Source data
○ ○ ○ ○ ○
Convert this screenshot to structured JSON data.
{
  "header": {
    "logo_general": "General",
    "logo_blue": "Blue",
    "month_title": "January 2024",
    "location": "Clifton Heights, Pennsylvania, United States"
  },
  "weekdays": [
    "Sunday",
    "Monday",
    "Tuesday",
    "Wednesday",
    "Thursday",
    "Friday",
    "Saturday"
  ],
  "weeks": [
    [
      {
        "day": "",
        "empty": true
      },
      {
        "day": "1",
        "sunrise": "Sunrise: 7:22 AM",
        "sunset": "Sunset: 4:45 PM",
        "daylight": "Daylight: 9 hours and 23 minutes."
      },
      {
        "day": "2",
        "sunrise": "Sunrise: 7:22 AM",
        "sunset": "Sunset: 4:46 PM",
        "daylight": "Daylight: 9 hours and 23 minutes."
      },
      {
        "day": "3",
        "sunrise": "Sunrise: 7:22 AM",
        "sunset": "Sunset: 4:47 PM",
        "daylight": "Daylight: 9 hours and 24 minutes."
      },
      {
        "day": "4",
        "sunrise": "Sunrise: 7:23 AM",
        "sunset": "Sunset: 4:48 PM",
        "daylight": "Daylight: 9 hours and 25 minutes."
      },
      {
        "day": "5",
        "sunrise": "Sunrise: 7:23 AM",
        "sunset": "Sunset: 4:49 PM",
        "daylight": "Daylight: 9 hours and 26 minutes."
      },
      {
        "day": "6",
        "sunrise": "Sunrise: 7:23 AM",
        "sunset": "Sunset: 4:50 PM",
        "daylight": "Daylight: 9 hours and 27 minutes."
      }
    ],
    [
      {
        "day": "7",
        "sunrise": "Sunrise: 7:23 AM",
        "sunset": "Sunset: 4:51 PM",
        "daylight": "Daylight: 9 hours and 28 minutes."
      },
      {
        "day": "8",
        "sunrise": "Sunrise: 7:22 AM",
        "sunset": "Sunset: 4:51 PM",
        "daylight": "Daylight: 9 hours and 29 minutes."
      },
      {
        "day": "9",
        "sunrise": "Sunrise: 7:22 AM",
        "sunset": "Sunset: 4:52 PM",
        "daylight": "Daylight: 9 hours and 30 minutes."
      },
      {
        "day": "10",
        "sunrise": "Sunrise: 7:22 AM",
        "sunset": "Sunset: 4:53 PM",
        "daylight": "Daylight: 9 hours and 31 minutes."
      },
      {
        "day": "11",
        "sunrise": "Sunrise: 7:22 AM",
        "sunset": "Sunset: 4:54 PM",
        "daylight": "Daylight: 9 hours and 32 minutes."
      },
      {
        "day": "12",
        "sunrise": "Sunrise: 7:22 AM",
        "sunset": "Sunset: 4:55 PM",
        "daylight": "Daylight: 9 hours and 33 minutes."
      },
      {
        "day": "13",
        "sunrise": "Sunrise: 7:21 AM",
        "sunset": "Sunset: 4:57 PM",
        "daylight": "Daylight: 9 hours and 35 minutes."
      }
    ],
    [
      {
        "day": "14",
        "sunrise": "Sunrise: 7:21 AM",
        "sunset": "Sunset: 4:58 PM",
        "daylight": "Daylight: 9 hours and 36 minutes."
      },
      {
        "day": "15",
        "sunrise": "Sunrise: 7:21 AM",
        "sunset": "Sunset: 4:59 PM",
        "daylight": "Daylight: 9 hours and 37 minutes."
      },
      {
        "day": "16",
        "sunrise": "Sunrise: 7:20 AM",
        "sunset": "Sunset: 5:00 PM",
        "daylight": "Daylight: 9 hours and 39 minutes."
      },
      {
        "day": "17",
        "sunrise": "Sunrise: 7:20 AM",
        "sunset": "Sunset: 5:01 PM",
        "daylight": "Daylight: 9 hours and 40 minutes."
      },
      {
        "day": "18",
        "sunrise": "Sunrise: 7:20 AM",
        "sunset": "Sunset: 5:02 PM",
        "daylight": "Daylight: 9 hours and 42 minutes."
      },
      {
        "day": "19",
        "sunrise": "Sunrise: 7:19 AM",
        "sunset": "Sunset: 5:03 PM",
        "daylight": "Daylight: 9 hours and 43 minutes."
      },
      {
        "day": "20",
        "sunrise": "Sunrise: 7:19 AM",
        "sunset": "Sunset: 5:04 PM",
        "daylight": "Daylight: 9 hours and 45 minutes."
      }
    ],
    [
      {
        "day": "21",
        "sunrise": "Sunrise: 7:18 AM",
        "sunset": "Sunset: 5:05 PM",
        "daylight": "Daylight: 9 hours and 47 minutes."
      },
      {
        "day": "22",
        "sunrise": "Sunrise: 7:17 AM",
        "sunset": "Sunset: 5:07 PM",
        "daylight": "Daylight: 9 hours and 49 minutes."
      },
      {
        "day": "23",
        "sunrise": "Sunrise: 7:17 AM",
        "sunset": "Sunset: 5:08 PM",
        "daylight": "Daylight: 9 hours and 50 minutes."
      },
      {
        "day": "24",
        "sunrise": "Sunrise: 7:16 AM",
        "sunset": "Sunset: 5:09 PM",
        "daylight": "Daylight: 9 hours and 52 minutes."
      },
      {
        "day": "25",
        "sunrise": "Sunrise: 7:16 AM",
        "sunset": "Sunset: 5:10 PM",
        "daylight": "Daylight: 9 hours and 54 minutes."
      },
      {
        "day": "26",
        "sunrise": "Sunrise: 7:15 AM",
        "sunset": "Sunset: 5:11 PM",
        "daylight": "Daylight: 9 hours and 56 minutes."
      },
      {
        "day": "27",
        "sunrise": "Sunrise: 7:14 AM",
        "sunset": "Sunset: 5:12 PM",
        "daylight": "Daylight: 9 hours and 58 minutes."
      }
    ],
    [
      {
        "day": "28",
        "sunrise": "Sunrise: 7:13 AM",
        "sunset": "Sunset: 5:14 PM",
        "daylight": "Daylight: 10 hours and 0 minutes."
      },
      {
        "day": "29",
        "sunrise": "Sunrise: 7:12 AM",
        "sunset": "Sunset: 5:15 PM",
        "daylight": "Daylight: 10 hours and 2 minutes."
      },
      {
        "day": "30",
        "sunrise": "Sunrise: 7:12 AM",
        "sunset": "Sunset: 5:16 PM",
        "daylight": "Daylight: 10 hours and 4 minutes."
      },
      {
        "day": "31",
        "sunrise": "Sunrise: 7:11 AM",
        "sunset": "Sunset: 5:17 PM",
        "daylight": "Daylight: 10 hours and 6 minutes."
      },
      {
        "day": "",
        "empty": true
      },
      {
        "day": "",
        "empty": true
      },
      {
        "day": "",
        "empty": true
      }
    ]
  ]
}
○ ○ ○ ○ ○
Task description – Reproduce the material in full, with no word added or dropped.

Exercise result –
Convert this screenshot to structured JSON data.
{
  "header": {
    "logo_general": "General",
    "logo_blue": "Blue",
    "month_title": "January 2024",
    "location": "Clifton Heights, Pennsylvania, United States"
  },
  "weekdays": [
    "Sunday",
    "Monday",
    "Tuesday",
    "Wednesday",
    "Thursday",
    "Friday",
    "Saturday"
  ],
  "weeks": [
    [
      {
        "day": "",
        "empty": true
      },
      {
        "day": "1",
        "sunrise": "Sunrise: 7:22 AM",
        "sunset": "Sunset: 4:45 PM",
        "daylight": "Daylight: 9 hours and 23 minutes."
      },
      {
        "day": "2",
        "sunrise": "Sunrise: 7:22 AM",
        "sunset": "Sunset: 4:46 PM",
        "daylight": "Daylight: 9 hours and 23 minutes."
      },
      {
        "day": "3",
        "sunrise": "Sunrise: 7:22 AM",
        "sunset": "Sunset: 4:47 PM",
        "daylight": "Daylight: 9 hours and 24 minutes."
      },
      {
        "day": "4",
        "sunrise": "Sunrise: 7:23 AM",
        "sunset": "Sunset: 4:48 PM",
        "daylight": "Daylight: 9 hours and 25 minutes."
      },
      {
        "day": "5",
        "sunrise": "Sunrise: 7:23 AM",
        "sunset": "Sunset: 4:49 PM",
        "daylight": "Daylight: 9 hours and 26 minutes."
      },
      {
        "day": "6",
        "sunrise": "Sunrise: 7:23 AM",
        "sunset": "Sunset: 4:50 PM",
        "daylight": "Daylight: 9 hours and 27 minutes."
      }
    ],
    [
      {
        "day": "7",
        "sunrise": "Sunrise: 7:23 AM",
        "sunset": "Sunset: 4:51 PM",
        "daylight": "Daylight: 9 hours and 28 minutes."
      },
      {
        "day": "8",
        "sunrise": "Sunrise: 7:22 AM",
        "sunset": "Sunset: 4:51 PM",
        "daylight": "Daylight: 9 hours and 29 minutes."
      },
      {
        "day": "9",
        "sunrise": "Sunrise: 7:22 AM",
        "sunset": "Sunset: 4:52 PM",
        "daylight": "Daylight: 9 hours and 30 minutes."
      },
      {
        "day": "10",
        "sunrise": "Sunrise: 7:22 AM",
        "sunset": "Sunset: 4:53 PM",
        "daylight": "Daylight: 9 hours and 31 minutes."
      },
      {
        "day": "11",
        "sunrise": "Sunrise: 7:22 AM",
        "sunset": "Sunset: 4:54 PM",
        "daylight": "Daylight: 9 hours and 32 minutes."
      },
      {
        "day": "12",
        "sunrise": "Sunrise: 7:22 AM",
        "sunset": "Sunset: 4:55 PM",
        "daylight": "Daylight: 9 hours and 33 minutes."
      },
      {
        "day": "13",
        "sunrise": "Sunrise: 7:21 AM",
        "sunset": "Sunset: 4:57 PM",
        "daylight": "Daylight: 9 hours and 35 minutes."
      }
    ],
    [
      {
        "day": "14",
        "sunrise": "Sunrise: 7:21 AM",
        "sunset": "Sunset: 4:58 PM",
        "daylight": "Daylight: 9 hours and 36 minutes."
      },
      {
        "day": "15",
        "sunrise": "Sunrise: 7:21 AM",
        "sunset": "Sunset: 4:59 PM",
        "daylight": "Daylight: 9 hours and 37 minutes."
      },
      {
        "day": "16",
        "sunrise": "Sunrise: 7:20 AM",
        "sunset": "Sunset: 5:00 PM",
        "daylight": "Daylight: 9 hours and 39 minutes."
      },
      {
        "day": "17",
        "sunrise": "Sunrise: 7:20 AM",
        "sunset": "Sunset: 5:01 PM",
        "daylight": "Daylight: 9 hours and 40 minutes."
      },
      {
        "day": "18",
        "sunrise": "Sunrise: 7:20 AM",
        "sunset": "Sunset: 5:02 PM",
        "daylight": "Daylight: 9 hours and 42 minutes."
      },
      {
        "day": "19",
        "sunrise": "Sunrise: 7:19 AM",
        "sunset": "Sunset: 5:03 PM",
        "daylight": "Daylight: 9 hours and 43 minutes."
      },
      {
        "day": "20",
        "sunrise": "Sunrise: 7:19 AM",
        "sunset": "Sunset: 5:04 PM",
        "daylight": "Daylight: 9 hours and 45 minutes."
      }
    ],
    [
      {
        "day": "21",
        "sunrise": "Sunrise: 7:18 AM",
        "sunset": "Sunset: 5:05 PM",
        "daylight": "Daylight: 9 hours and 47 minutes."
      },
      {
        "day": "22",
        "sunrise": "Sunrise: 7:17 AM",
        "sunset": "Sunset: 5:07 PM",
        "daylight": "Daylight: 9 hours and 49 minutes."
      },
      {
        "day": "23",
        "sunrise": "Sunrise: 7:17 AM",
        "sunset": "Sunset: 5:08 PM",
        "daylight": "Daylight: 9 hours and 50 minutes."
      },
      {
        "day": "24",
        "sunrise": "Sunrise: 7:16 AM",
        "sunset": "Sunset: 5:09 PM",
        "daylight": "Daylight: 9 hours and 52 minutes."
      },
      {
        "day": "25",
        "sunrise": "Sunrise: 7:16 AM",
        "sunset": "Sunset: 5:10 PM",
        "daylight": "Daylight: 9 hours and 54 minutes."
      },
      {
        "day": "26",
        "sunrise": "Sunrise: 7:15 AM",
        "sunset": "Sunset: 5:11 PM",
        "daylight": "Daylight: 9 hours and 56 minutes."
      },
      {
        "day": "27",
        "sunrise": "Sunrise: 7:14 AM",
        "sunset": "Sunset: 5:12 PM",
        "daylight": "Daylight: 9 hours and 58 minutes."
      }
    ],
    [
      {
        "day": "28",
        "sunrise": "Sunrise: 7:13 AM",
        "sunset": "Sunset: 5:14 PM",
        "daylight": "Daylight: 10 hours and 0 minutes."
      },
      {
        "day": "29",
        "sunrise": "Sunrise: 7:12 AM",
        "sunset": "Sunset: 5:15 PM",
        "daylight": "Daylight: 10 hours and 2 minutes."
      },
      {
        "day": "30",
        "sunrise": "Sunrise: 7:12 AM",
        "sunset": "Sunset: 5:16 PM",
        "daylight": "Daylight: 10 hours and 4 minutes."
      },
      {
        "day": "31",
        "sunrise": "Sunrise: 7:11 AM",
        "sunset": "Sunset: 5:17 PM",
        "daylight": "Daylight: 10 hours and 6 minutes."
      },
      {
        "day": "",
        "empty": true
      },
      {
        "day": "",
        "empty": true
      },
      {
        "day": "",
        "empty": true
      }
    ]
  ]
}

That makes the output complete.